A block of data
--- begin ---
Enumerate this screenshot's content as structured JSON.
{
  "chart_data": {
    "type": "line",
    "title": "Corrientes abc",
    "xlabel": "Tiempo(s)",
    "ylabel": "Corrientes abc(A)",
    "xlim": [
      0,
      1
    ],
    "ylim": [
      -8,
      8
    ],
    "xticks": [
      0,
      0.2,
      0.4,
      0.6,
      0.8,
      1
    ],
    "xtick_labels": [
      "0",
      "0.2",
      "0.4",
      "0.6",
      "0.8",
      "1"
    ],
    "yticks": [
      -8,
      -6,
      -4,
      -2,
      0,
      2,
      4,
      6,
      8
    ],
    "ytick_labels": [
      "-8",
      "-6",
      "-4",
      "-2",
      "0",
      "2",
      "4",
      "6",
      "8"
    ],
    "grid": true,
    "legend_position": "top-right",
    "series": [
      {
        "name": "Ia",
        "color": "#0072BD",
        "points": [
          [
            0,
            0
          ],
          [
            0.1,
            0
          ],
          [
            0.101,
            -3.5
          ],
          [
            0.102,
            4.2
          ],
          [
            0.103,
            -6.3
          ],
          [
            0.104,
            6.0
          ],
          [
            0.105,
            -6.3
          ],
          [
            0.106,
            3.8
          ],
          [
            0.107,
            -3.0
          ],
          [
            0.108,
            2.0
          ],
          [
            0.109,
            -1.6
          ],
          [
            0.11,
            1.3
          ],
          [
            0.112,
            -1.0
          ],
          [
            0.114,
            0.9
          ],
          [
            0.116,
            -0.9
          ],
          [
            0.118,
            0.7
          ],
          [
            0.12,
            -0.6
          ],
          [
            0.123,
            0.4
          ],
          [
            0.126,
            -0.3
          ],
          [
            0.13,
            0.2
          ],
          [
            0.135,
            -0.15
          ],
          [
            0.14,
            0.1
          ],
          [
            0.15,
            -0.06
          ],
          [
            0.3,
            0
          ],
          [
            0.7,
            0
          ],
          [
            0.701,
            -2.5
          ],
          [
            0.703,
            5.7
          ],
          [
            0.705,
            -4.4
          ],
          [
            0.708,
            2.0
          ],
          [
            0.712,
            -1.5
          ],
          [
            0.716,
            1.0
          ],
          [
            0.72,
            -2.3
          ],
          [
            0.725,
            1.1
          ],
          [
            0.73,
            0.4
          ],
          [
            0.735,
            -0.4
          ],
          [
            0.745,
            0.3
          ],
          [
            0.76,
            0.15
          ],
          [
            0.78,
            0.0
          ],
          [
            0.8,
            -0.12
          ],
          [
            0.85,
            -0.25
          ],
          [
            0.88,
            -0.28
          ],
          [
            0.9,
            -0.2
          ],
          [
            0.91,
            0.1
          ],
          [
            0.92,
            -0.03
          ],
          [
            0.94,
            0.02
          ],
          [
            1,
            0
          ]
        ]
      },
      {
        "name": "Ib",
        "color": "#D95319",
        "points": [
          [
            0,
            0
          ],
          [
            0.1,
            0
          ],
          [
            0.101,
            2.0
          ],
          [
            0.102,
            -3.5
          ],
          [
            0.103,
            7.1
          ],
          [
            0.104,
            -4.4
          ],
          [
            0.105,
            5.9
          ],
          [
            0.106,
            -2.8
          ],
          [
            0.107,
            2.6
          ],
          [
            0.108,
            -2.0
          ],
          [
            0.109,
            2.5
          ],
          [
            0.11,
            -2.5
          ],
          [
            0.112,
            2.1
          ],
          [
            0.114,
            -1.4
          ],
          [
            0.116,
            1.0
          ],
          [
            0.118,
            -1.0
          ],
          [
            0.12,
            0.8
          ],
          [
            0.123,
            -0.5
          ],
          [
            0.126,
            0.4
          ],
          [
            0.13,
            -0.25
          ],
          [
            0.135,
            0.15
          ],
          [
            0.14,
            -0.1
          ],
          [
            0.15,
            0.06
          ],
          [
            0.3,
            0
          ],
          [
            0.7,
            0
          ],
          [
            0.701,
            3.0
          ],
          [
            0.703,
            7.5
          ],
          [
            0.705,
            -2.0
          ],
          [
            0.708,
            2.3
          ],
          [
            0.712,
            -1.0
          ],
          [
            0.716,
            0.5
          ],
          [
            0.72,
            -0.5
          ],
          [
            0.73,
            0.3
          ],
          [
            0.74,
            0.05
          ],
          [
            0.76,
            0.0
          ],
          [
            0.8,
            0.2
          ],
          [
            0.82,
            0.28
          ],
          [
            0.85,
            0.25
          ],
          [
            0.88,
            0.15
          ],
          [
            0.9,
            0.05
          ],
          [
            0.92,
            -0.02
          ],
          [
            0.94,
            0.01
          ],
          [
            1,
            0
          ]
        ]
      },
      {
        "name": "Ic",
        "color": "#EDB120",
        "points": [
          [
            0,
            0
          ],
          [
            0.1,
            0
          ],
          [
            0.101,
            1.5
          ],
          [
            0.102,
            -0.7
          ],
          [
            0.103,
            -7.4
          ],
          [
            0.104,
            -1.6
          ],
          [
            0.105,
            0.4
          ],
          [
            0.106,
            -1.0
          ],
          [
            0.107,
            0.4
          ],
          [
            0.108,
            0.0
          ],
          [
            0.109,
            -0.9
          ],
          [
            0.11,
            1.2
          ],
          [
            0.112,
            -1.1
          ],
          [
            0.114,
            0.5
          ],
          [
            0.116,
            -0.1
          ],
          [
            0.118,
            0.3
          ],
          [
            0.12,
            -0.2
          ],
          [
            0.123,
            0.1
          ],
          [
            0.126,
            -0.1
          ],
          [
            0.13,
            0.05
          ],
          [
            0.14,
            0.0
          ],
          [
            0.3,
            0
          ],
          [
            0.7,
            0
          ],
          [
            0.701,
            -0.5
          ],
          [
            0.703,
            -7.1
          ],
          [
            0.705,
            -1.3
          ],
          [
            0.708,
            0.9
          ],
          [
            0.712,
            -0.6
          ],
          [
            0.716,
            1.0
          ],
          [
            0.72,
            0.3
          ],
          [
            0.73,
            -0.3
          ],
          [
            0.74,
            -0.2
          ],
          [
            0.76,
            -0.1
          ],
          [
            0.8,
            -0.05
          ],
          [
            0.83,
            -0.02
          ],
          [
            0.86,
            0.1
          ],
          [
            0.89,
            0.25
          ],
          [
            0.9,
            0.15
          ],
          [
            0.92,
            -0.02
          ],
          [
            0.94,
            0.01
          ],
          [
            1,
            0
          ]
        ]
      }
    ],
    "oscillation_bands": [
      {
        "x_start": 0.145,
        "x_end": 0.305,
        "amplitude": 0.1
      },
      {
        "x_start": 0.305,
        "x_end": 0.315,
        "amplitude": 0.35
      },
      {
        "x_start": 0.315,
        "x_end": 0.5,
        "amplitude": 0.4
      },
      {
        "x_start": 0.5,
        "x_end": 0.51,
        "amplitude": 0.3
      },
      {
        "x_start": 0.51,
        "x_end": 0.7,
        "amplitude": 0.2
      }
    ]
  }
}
--- end ---
Task to carry out
Output the full listing without altering anything.

Reply
Enumerate this screenshot's content as structured JSON.
{
  "chart_data": {
    "type": "line",
    "title": "Corrientes abc",
    "xlabel": "Tiempo(s)",
    "ylabel": "Corrientes abc(A)",
    "xlim": [
      0,
      1
    ],
    "ylim": [
      -8,
      8
    ],
    "xticks": [
      0,
      0.2,
      0.4,
      0.6,
      0.8,
      1
    ],
    "xtick_labels": [
      "0",
      "0.2",
      "0.4",
      "0.6",
      "0.8",
      "1"
    ],
    "yticks": [
      -8,
      -6,
      -4,
      -2,
      0,
      2,
      4,
      6,
      8
    ],
    "ytick_labels": [
      "-8",
      "-6",
      "-4",
      "-2",
      "0",
      "2",
      "4",
      "6",
      "8"
    ],
    "grid": true,
    "legend_position": "top-right",
    "series": [
      {
        "name": "Ia",
        "color": "#0072BD",
        "points": [
          [
            0,
            0
          ],
          [
            0.1,
            0
          ],
          [
            0.101,
            -3.5
          ],
          [
            0.102,
            4.2
          ],
          [
            0.103,
            -6.3
          ],
          [
            0.104,
            6.0
          ],
          [
            0.105,
            -6.3
          ],
          [
            0.106,
            3.8
          ],
          [
            0.107,
            -3.0
          ],
          [
            0.108,
            2.0
          ],
          [
            0.109,
            -1.6
          ],
          [
            0.11,
            1.3
          ],
          [
            0.112,
            -1.0
          ],
          [
            0.114,
            0.9
          ],
          [
            0.116,
            -0.9
          ],
          [
            0.118,
            0.7
          ],
          [
            0.12,
            -0.6
          ],
          [
            0.123,
            0.4
          ],
          [
            0.126,
            -0.3
          ],
          [
            0.13,
            0.2
          ],
          [
            0.135,
            -0.15
          ],
          [
            0.14,
            0.1
          ],
          [
            0.15,
            -0.06
          ],
          [
            0.3,
            0
          ],
          [
            0.7,
            0
          ],
          [
            0.701,
            -2.5
          ],
          [
            0.703,
            5.7
          ],
          [
            0.705,
            -4.4
          ],
          [
            0.708,
            2.0
          ],
          [
            0.712,
            -1.5
          ],
          [
            0.716,
            1.0
          ],
          [
            0.72,
            -2.3
          ],
          [
            0.725,
            1.1
          ],
          [
            0.73,
            0.4
          ],
          [
            0.735,
            -0.4
          ],
          [
            0.745,
            0.3
          ],
          [
            0.76,
            0.15
          ],
          [
            0.78,
            0.0
          ],
          [
            0.8,
            -0.12
          ],
          [
            0.85,
            -0.25
          ],
          [
            0.88,
            -0.28
          ],
          [
            0.9,
            -0.2
          ],
          [
            0.91,
            0.1
          ],
          [
            0.92,
            -0.03
          ],
          [
            0.94,
            0.02
          ],
          [
            1,
            0
          ]
        ]
      },
      {
        "name": "Ib",
        "color": "#D95319",
        "points": [
          [
            0,
            0
          ],
          [
            0.1,
            0
          ],
          [
            0.101,
            2.0
          ],
          [
            0.102,
            -3.5
          ],
          [
            0.103,
            7.1
          ],
          [
            0.104,
            -4.4
          ],
          [
            0.105,
            5.9
          ],
          [
            0.106,
            -2.8
          ],
          [
            0.107,
            2.6
          ],
          [
            0.108,
            -2.0
          ],
          [
            0.109,
            2.5
          ],
          [
            0.11,
            -2.5
          ],
          [
            0.112,
            2.1
          ],
          [
            0.114,
            -1.4
          ],
          [
            0.116,
            1.0
          ],
          [
            0.118,
            -1.0
          ],
          [
            0.12,
            0.8
          ],
          [
            0.123,
            -0.5
          ],
          [
            0.126,
            0.4
          ],
          [
            0.13,
            -0.25
          ],
          [
            0.135,
            0.15
          ],
          [
            0.14,
            -0.1
          ],
          [
            0.15,
            0.06
          ],
          [
            0.3,
            0
          ],
          [
            0.7,
            0
          ],
          [
            0.701,
            3.0
          ],
          [
            0.703,
            7.5
          ],
          [
            0.705,
            -2.0
          ],
          [
            0.708,
            2.3
          ],
          [
            0.712,
            -1.0
          ],
          [
            0.716,
            0.5
          ],
          [
            0.72,
            -0.5
          ],
          [
            0.73,
            0.3
          ],
          [
            0.74,
            0.05
          ],
          [
            0.76,
            0.0
          ],
          [
            0.8,
            0.2
          ],
          [
            0.82,
            0.28
          ],
          [
            0.85,
            0.25
          ],
          [
            0.88,
            0.15
          ],
          [
            0.9,
            0.05
          ],
          [
            0.92,
            -0.02
          ],
          [
            0.94,
            0.01
          ],
          [
            1,
            0
          ]
        ]
      },
      {
        "name": "Ic",
        "color": "#EDB120",
        "points": [
          [
            0,
            0
          ],
          [
            0.1,
            0
          ],
          [
            0.101,
            1.5
          ],
          [
            0.102,
            -0.7
          ],
          [
            0.103,
            -7.4
          ],
          [
            0.104,
            -1.6
          ],
          [
            0.105,
            0.4
          ],
          [
            0.106,
            -1.0
          ],
          [
            0.107,
            0.4
          ],
          [
            0.108,
            0.0
          ],
          [
            0.109,
            -0.9
          ],
          [
            0.11,
            1.2
          ],
          [
            0.112,
            -1.1
          ],
          [
            0.114,
            0.5
          ],
          [
            0.116,
            -0.1
          ],
          [
            0.118,
            0.3
          ],
          [
            0.12,
            -0.2
          ],
          [
            0.123,
            0.1
          ],
          [
            0.126,
            -0.1
          ],
          [
            0.13,
            0.05
          ],
          [
            0.14,
            0.0
          ],
          [
            0.3,
            0
          ],
          [
            0.7,
            0
          ],
          [
            0.701,
            -0.5
          ],
          [
            0.703,
            -7.1
          ],
          [
            0.705,
            -1.3
          ],
          [
            0.708,
            0.9
          ],
          [
            0.712,
            -0.6
          ],
          [
            0.716,
            1.0
          ],
          [
            0.72,
            0.3
          ],
          [
            0.73,
            -0.3
          ],
          [
            0.74,
            -0.2
          ],
          [
            0.76,
            -0.1
          ],
          [
            0.8,
            -0.05
          ],
          [
            0.83,
            -0.02
          ],
          [
            0.86,
            0.1
          ],
          [
            0.89,
            0.25
          ],
          [
            0.9,
            0.15
          ],
          [
            0.92,
            -0.02
          ],
          [
            0.94,
            0.01
          ],
          [
            1,
            0
          ]
        ]
      }
    ],
    "oscillation_bands": [
      {
        "x_start": 0.145,
        "x_end": 0.305,
        "amplitude": 0.1
      },
      {
        "x_start": 0.305,
        "x_end": 0.315,
        "amplitude": 0.35
      },
      {
        "x_start": 0.315,
        "x_end": 0.5,
        "amplitude": 0.4
      },
      {
        "x_start": 0.5,
        "x_end": 0.51,
        "amplitude": 0.3
      },
      {
        "x_start": 0.51,
        "x_end": 0.7,
        "amplitude": 0.2
      }
    ]
  }
}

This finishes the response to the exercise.